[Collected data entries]

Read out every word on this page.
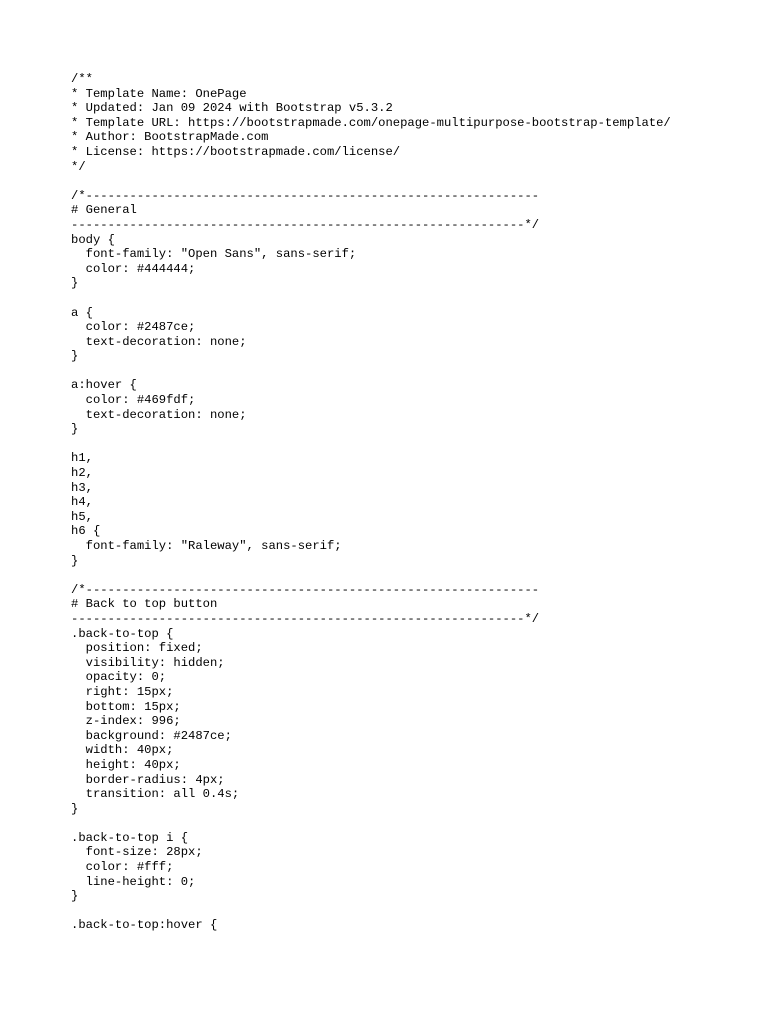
/**
* Template Name: OnePage
* Updated: Jan 09 2024 with Bootstrap v5.3.2
* Template URL: https://bootstrapmade.com/onepage-multipurpose-bootstrap-template/
* Author: BootstrapMade.com
* License: https://bootstrapmade.com/license/
*/
/*--------------------------------------------------------------
# General
--------------------------------------------------------------*/
body {
font-family: "Open Sans", sans-serif;
color: #444444;
}
a {
color: #2487ce;
text-decoration: none;
}
a:hover {
color: #469fdf;
text-decoration: none;
}
h1,
h2,
h3,
h4,
h5,
h6 {
font-family: "Raleway", sans-serif;
}
/*--------------------------------------------------------------
# Back to top button
--------------------------------------------------------------*/
.back-to-top {
position: fixed;
visibility: hidden;
opacity: 0;
right: 15px;
bottom: 15px;
z-index: 996;
background: #2487ce;
width: 40px;
height: 40px;
border-radius: 4px;
transition: all 0.4s;
}
.back-to-top i {
font-size: 28px;
color: #fff;
line-height: 0;
}
.back-to-top:hover {
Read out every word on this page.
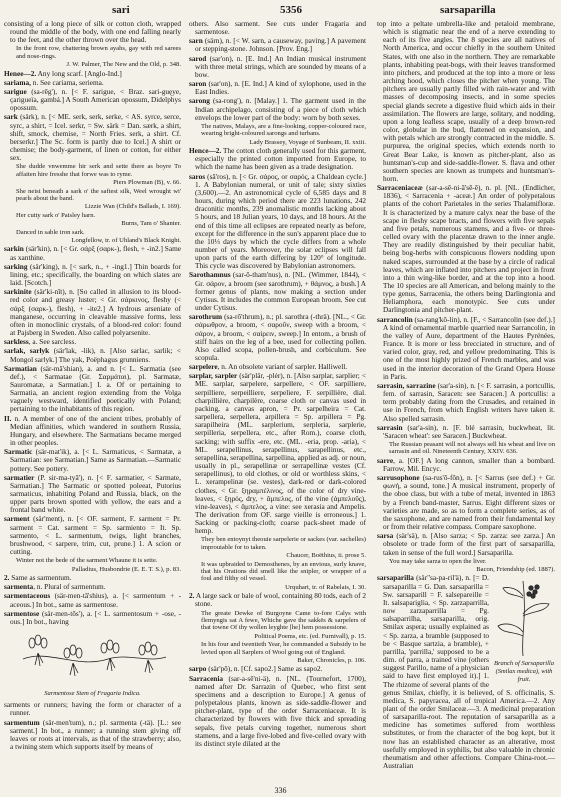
sari	5356	sarsaparilla

consisting of a long piece of silk or cotton cloth, wrapped round the middle of the body, with one end falling nearly to the feet, and the other thrown over the head.

In the front row, chattering brown ayahs, gay with red sarees and nose-rings.

J. W. Palmer, The New and the Old, p. 348.

Henee—2. Any long scarf. [Anglo-Ind.]

sariama, n. See cariama, seriema.

sarigue (sa-rēg'), n. [< F. sarigue, < Braz. sari-guęye, çarigueïa, gambá.] A South American opossum, Didelphys opossum.

sark (särk), n. [< ME. serk, serk, serke, < AS. syrce, serce, syrc, a shirt, = Icel. serkr, = Sw. särk = Dan. særk, a shirt, shift, smock, chemise, = North Fries. serk, a shirt. Cf. berserkr.] The Sc. form is partly due to Icel.] A shirt or chemise; the body-garment, of linen or cotton, for either sex.

She dudde vnwemme hir serk and sette there as boyre To affaiten hire fresshe that forwe was to ryme.

Piers Plowman (B), v. 66.

She neist beneath a sark o' the saftest silk, Weel wrought wi' pearls about the band.

Lizzie Wan (Child's Ballads, I. 169).

Her cutty sark o' Paisley harn.

Burns, Tam o' Shanter.

Danced in sable iron sark.

Longfellow, tr. of Uhland's Black Knight.

sarkin (sär'kin), n. [< Gr. σάρξ (σαρκ-), flesh, + -in2.] Same as xanthine.

sarking (sär'king), n. [< sark, n., + -ing1.] Thin boards for lining, etc.; specifically, the boarding on which slates are laid. [Scotch.]

sarkinite (sär'ki-nīt), n. [So called in allusion to its blood-red color and greasy luster; < Gr. σάρκινος, fleshy (< σάρξ (σαρκ-), flesh), + -ite2.] A hydrous arseniate of manganese, occurring in cleavable massive forms, less often in monoclinic crystals, of a blood-red color: found at Pajsberg in Sweden. Also called polyarsenite.

sarkless, a. See sarcless.

sarlak, sarlyk (sär'lak, -lik), n. [Also sarlac, sarlik; < Mongol sarlyk.] The yak, Poëphagus grunniens.

Sarmatian (sär-mā'shian), a. and n. [< L. Sarmatia (see def.), < Sarmatae (Gr. Σαρμάται), pl. Sarmatæ, Sauromatæ, a Sarmatian.] I. a. Of or pertaining to Sarmatia, an ancient region extending from the Volga vaguely westward, identified poetically with Poland; pertaining to the inhabitants of this region.

II. n. A member of one of the ancient tribes, probably of Median affinities, which wandered in southern Russia, Hungary, and elsewhere. The Sarmatians became merged in other peoples.

Sarmatic (sär-mat'ik), a. [< L. Sarmaticus, < Sarmatæ, a Sarmatian: see Sarmatian.] Same as Sarmatian.—Sarmatic pottery. See pottery.

sarmatier (P. sir-ma-tyā'), n. [< F. sarmatier, < Sarmate, Sarmatian.] The Sarmatic or spotted poleeat, Putorius sarmaticus, inhabiting Poland and Russia, black, on the upper parts brown spotted with yellow, the ears and a frontal band white.

sarment (sär'ment), n. [< OF. sarment, F. sarment = Pr. sarment = Cat. sarment = Sp. sarmiento = It. Sp. sarmento, < L. sarmentum, twigs, light branches, brushwood, < sarpere, trim, cut, prune.] 1. A scion or cutting.

Winter not the bede of the sarment Whaune it is sette.

Palladius, Husbondrie (E. E. T. S.), p. 83.

2. Same as sarmentum.

sarmenta, n. Plural of sarmentum.

sarmentaceous (sär-men-tā'shius), a. [< sarmentum + -aceous.] In bot., same as sarmentose.

sarmentose (sär-men-tōs'), a. [< L. sarmentosum + -ose, -ous.] In bot., having

Sarmentose Stem of Fragaria Indica.

sarments or runners; having the form or character of a runner.

sarmentum (sär-men'tum), n.; pl. sarmenta (-tä). [L.: see sarment.] In bot., a runner; a running stem giving off leaves or roots at intervals, as that of the strawberry; also, a twining stem which supports itself by means of

others. Also sarment. See cuts under Fragaria and sarmentose.

sarn (särn), n. [< W. sarn, a causeway, paving.] A pavement or stepping-stone. Johnson. [Prov. Eng.]

sarod (sar'on), n. [E. Ind.] An Indian musical instrument with three metal strings, which are sounded by means of a bow.

saron (sar'on), n. [E. Ind.] A kind of xylophone, used in the East Indies.

sarong (sa-rong'), n. [Malay.] 1. The garment used in the Indian archipelago, consisting of a piece of cloth which envelops the lower part of the body: worn by both sexes.

The natives, Malays, are a fine-looking, copper-coloured race, wearing bright-coloured sarongs and turbans.

Lady Brassey, Voyage of Sunbeam, II. xxiii.

Hence—2. The cotton cloth generally used for this garment, especially the printed cotton imported from Europe, to which the name has been given as a trade designation.

saros (sā'ros), n. [< Gr. σάρος, or σαρός, a Chaldean cycle.] 1. A Babylonian numeral, or unit of tale; sixty sixties (3,600).—2. An astronomical cycle of 6,585 days and 8 hours, during which period there are 223 lunations, 242 draconitic months, 239 anomalistic months lacking about 5 hours, and 18 Julian years, 10 days, and 18 hours. At the end of this time all eclipses are repeated nearly as before, except for the difference in the sun's apparent place due to the 10⅓ days by which the cycle differs from a whole number of years. Moreover, the solar eclipses will fall upon parts of the earth differing by 120° of longitude. This cycle was discovered by Babylonian astronomers.

Sarothamnus (sar-ō-tham'nus), n. [NL. (Wimmer, 1844), < Gr. σάρον, a broom (see sarothrum), + θάμνος, a bush.] A former genus of plants, now making a section under Cytisus. It includes the common European broom. See cut under Cytisus.

sarothrum (sa-rō'thrum), n.; pl. sarothra (-thrä). [NL., < Gr. σάρωθρον, a broom, < σαροῦν, sweep with a broom, < σάρον, a broom, < σαίρειν, sweep.] In entom., a brush of stiff hairs on the leg of a bee, used for collecting pollen. Also called scopa, pollen-brush, and corbiculum. See scopula.

sarpelere, n. An obsolete variant of sarpler. Halliwell.

sarplar, sarpler (sär'plär, -plėr), n. [Also sarplar, sarplier; < ME. sarplar, sarpelere, sarpellere, < OF. sarpilliere, serpilliere, serpeilliere, serpeliere, F. serpillière, dial. charpillière, charpilère, coarse cloth or canvas used in packing, a canvas apron, = Pr. sarpelheira = Cat. sarpellera, serpellera, arpillera = Sp. arpillera = Pg. sarapilheira (ML. sarplerium, serpleria, sarplerie, serpilleria, serpellera, etc., after Rom.), coarse cloth, sacking; with suffix -ere, etc. (ML. -eria, prop. -aria), < ML. serapellinus, serapellinus, sarapellinus, etc., serapellina, serapellina, sarpellina, applied as adj. or noun, usually in pl., serapellinæ or serrapellinæ vestes (Cf. serapellinus), to old clothes, or old or worthless skins, < L. xerampelinæ (se. vestes), dark-red or dark-colored clothes, < Gr. ξηραμπέλινος, of the color of dry vine-leaves, < ξηρός, dry, + ἄμπελος, of the vine (ἀμπελοῦς), vine-leaves), < ἄμπελος, a vine: see xerasia and Ampelis. The derivation from OF. sarge vieille is erroneous.] 1. Sacking or packing-cloth; coarse pack-sheet made of hemp.

They ben entoynyt theouie sarpelerie or sackes (var. sachelles) improuiable for to taken.

Chaucer, Boëthius, ii. prose 5.

It was upbraided to Demosthenes, by an envious, surly knave, that his Orations did smell like the snipler, or wrapper of a foul and filthy oil vessel.

Urquhart, tr. of Rabelais, I. 30.

2. A large sack or bale of wool, containing 80 tods, each of 2 stone.

The greate Dewke of Burgoyne Came to-fore Calys with flemyngis sat A fewe, Whiche gave the sakkës & sarpelers of that towne Of thy wollen leyghte [he] hem possessione.

Political Poems, etc. (ed. Furnivall), p. 15.

In his four and twentieth Year, he commanded a Subsidy to be levied upon all Sarplers of Wool going out of England.

Baker, Chronicles, p. 106.

sarpo (sär'pō), n. [Cf. sapo2.] Same as sapo2.

Sarracenia (sar-a-sē'ni-ä), n. [NL. (Tournefort, 1700), named after Dr. Sarrazin of Quebec, who first sent specimens and a description to Europe.] A genus of polypetalous plants, known as side-saddle-flower and pitcher-plant, type of the order Sarraceniaceæ. It is characterized by flowers with five thick and spreading sepals, five petals curving together, numerous short stamens, and a large five-lobed and five-celled ovary with its distinct style dilated at the

top into a peltate umbrella-like and petaloid membrane, which is stigmatic near the end of a nerve extending to each of its five angles. The 8 species are all natives of North America, and occur chiefly in the southern United States, with one also in the northern. They are remarkable plants, inhabiting peat-bogs, with their leaves transformed into pitchers, and produced at the top into a more or less arching hood, which closes the pitcher when young. The pitchers are usually partly filled with rain-water and with masses of decomposing insects, and in some species special glands secrete a digestive fluid which aids in their assimilation. The flowers are large, solitary, and nodding, upon a long leafless scape, usually of a deep brown-red color, globular in the bud, flattened on expansion, and with petals which are strongly contracted in the middle. S. purpurea, the original species, which extends north to Great Bear Lake, is known as pitcher-plant, also as huntsman's-cup and side-saddle-flower. S. flava and other southern species are known as trumpets and huntsman's-horn.

Sarraceniaceæ (sar-a-sē-ni-ā'sē-ē), n. pl. [NL. (Endlicher, 1836), < Sarracenia + -aceæ.] An order of polypetalous plants of the cohort Parietales in the series Thalamifloræ. It is characterized by a mature calyx near the base of the scape in fleshy scape bracts, and flowers with five sepals and five petals, numerous stamens, and a five- or three-celled ovary with the placentæ drawn to the inner angle. They are readily distinguished by their peculiar habit, being bog-herbs with conspicuous flowers nodding upon naked scapes, surrounded at the base by a circle of radical leaves, which are inflated into pitchers and project in front into a thin wing-like border, and at the top into a hood. The 10 species are all American, and belong mainly to the type genus, Sarracenia, the others being Darlingtonia and Heliamphora, each monotypic. See cuts under Darlingtonia and pitcher-plant.

sarrancolin (sa-rang'kō-lin), n. [F., < Sarrancolin (see def.).] A kind of ornamental marble quarried near Sarrancolin, in the valley of Aure, department of the Hautes Pyrénées, France. It is more or less brecciated in structure, and of varied color, gray, red, and yellow predominating. This is one of the most highly prized of French marbles, and was used in the interior decoration of the Grand Opera House in Paris.

sarrasin, sarrazine (sar'a-sin), n. [< F. sarrasin, a portcullis, fem. of sarrasin, Saracen: see Saracen.] A portcullis: a term probably dating from the Crusades, and retained in use in French, from which English writers have taken it. Also spelled sarrasin.

sarrasin (sar'a-sin), n. [F. blé sarrasin, buckwheat, lit. 'Saracen wheat': see Saracen.] Buckwheat.

The Russian peasant will not always sell his wheat and live on sarrasin and oil. Nineteenth Century, XXIV. 636.

sarre, a. [OF.] A long cannon, smaller than a bombard. Farrow, Mil. Encyc.

sarrusophone (sa-rus'ō-fōn), n. [< Sarrus (see def.) + Gr. φωνή, a sound, tone.] A musical instrument, properly of the oboe class, but with a tube of metal, invented in 1863 by a French band-master, Sarrus. Eight different sizes or varieties are made, so as to form a complete series, as of the saxophone, and are named from their fundamental key or from their relative compass. Compare saxophone.

sarsa (sär'sä), n. [Also sarza; < Sp. zarza: see zarza.] An obsolete or trade form of the first part of sarsaparilla, taken in sense of the full word.] Sarsaparilla.

You may take sarza to open the liver.

Bacon, Friendship (ed. 1887).

Branch of Sarsaparilla (Smilax medica), with fruit.

sarsaparilla (sär"sa-pa-ril'ä), n. [= D. sarsaparilla = G. Dan. sarsaparilla = Sw. sarsaparill = F. salsepareille = It. salsapariglia, < Sp. zarzaparrilla, now zarzaparrilla = Pg. salsaparrilha, sarsaparilla, orig. Smilax aspera; usually explained as < Sp. zarza, a bramble (supposed to be < Basque sartzia, a bramble), + parrilla, 'parrilla,' supposed to be a dim. of parra, a trained vine (others suggest Parillo, name of a physician said to have first employed it).] 1. The rhizome of several plants of the genus Smilax, chiefly, it is believed, of S. officinalis, S. medica, S. papyracea, all of tropical America.—2. Any plant of the order Smilaceæ.—3. A medicinal preparation of sarsaparilla-root. The reputation of sarsaparilla as a medicine has sometimes suffered from worthless substitutes, or from the character of the bog kept, but it now has an established character as an alterative, most usefully employed in syphilis, but also valuable in chronic rheumatism and other affections. Compare China-root.—Australian

336
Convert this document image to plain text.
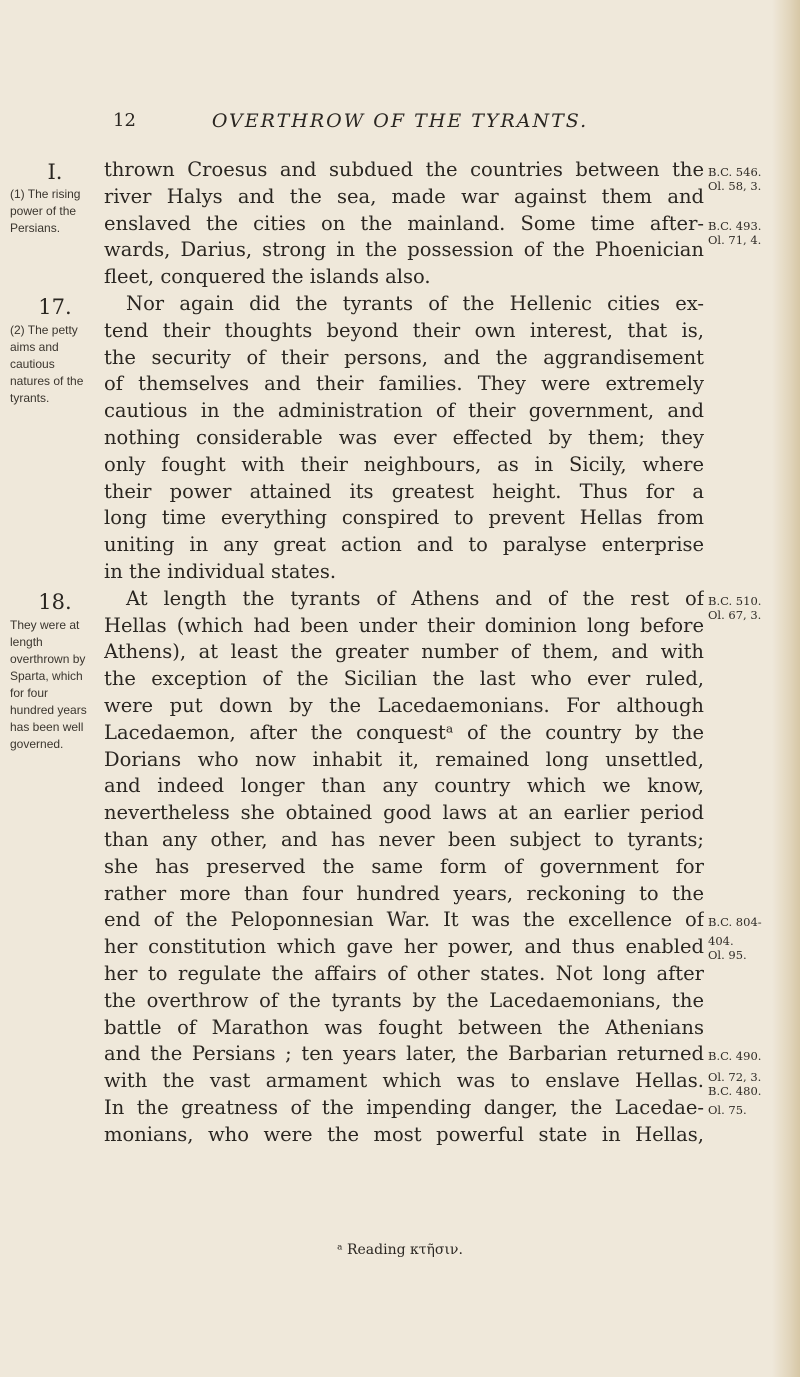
12	OVERTHROW OF THE TYRANTS.
I.
(1) The rising power of the Persians.
17.
(2) The petty aims and cautious natures of the tyrants.
18.
They were at length overthrown by Sparta, which for four hundred years has been well governed.
thrown Croesus and subdued the countries between the
river Halys and the sea, made war against them and
enslaved the cities on the mainland. Some time after-
wards, Darius, strong in the possession of the Phoenician
fleet, conquered the islands also.
Nor again did the tyrants of the Hellenic cities ex-
tend their thoughts beyond their own interest, that is,
the security of their persons, and the aggrandisement
of themselves and their families. They were extremely
cautious in the administration of their government, and
nothing considerable was ever effected by them; they
only fought with their neighbours, as in Sicily, where
their power attained its greatest height. Thus for a
long time everything conspired to prevent Hellas from
uniting in any great action and to paralyse enterprise
in the individual states.
At length the tyrants of Athens and of the rest of
Hellas (which had been under their dominion long before
Athens), at least the greater number of them, and with
the exception of the Sicilian the last who ever ruled,
were put down by the Lacedaemonians. For although
Lacedaemon, after the conquestᵃ of the country by the
Dorians who now inhabit it, remained long unsettled,
and indeed longer than any country which we know,
nevertheless she obtained good laws at an earlier period
than any other, and has never been subject to tyrants;
she has preserved the same form of government for
rather more than four hundred years, reckoning to the
end of the Peloponnesian War. It was the excellence of
her constitution which gave her power, and thus enabled
her to regulate the affairs of other states. Not long after
the overthrow of the tyrants by the Lacedaemonians, the
battle of Marathon was fought between the Athenians
and the Persians ; ten years later, the Barbarian returned
with the vast armament which was to enslave Hellas.
In the greatness of the impending danger, the Lacedae-
monians, who were the most powerful state in Hellas,
B.C. 546.
Ol. 58, 3.
B.C. 493.
Ol. 71, 4.
B.C. 510.
Ol. 67, 3.
B.C. 804-
404.
Ol. 95.
B.C. 490.
Ol. 72, 3.
B.C. 480.
Ol. 75.
ᵃ Reading κτῆσιν.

## INSTRUCTION
Pull out all lines from the entries above in which the word "have" appears.

## ANSWER IN FULL
sarrasin, sarrazine (sar'a-sin), n. [< F. sarrasin, a portcullis, fem. of sarrasin, Saracen: see Saracen.] A portcullis: a term probably dating from the Crusades, and retained in use in French, from which English writers have taken it. Also spelled sarrasin.
sarsaparilla (sär"sa-pa-ril'ä), n. [= D. sarsaparilla = G. Dan. sarsaparilla = Sw. sarsaparill = F. salsepareille = It. salsapariglia, < Sp. zarzaparrilla, now zarzaparrilla = Pg. salsaparrilha, sarsaparilla, orig. Smilax aspera; usually explained as < Sp. zarza, a bramble (supposed to be < Basque sartzia, a bramble), + parrilla, 'parrilla,' supposed to be a dim. of parra, a trained vine (others suggest Parillo, name of a physician said to have first employed it).] 1. The rhizome of several plants of the genus Smilax, chiefly, it is believed, of S. officinalis, S. medica, S. papyracea, all of tropical America.—2. Any plant of the order Smilaceæ.—3. A medicinal preparation of sarsaparilla-root. The reputation of sarsaparilla as a medicine has sometimes suffered from worthless substitutes, or from the character of the bog kept, but it now has an established character as an alterative, most usefully employed in syphilis, but also valuable in chronic rheumatism and other affections. Compare China-root.—Australian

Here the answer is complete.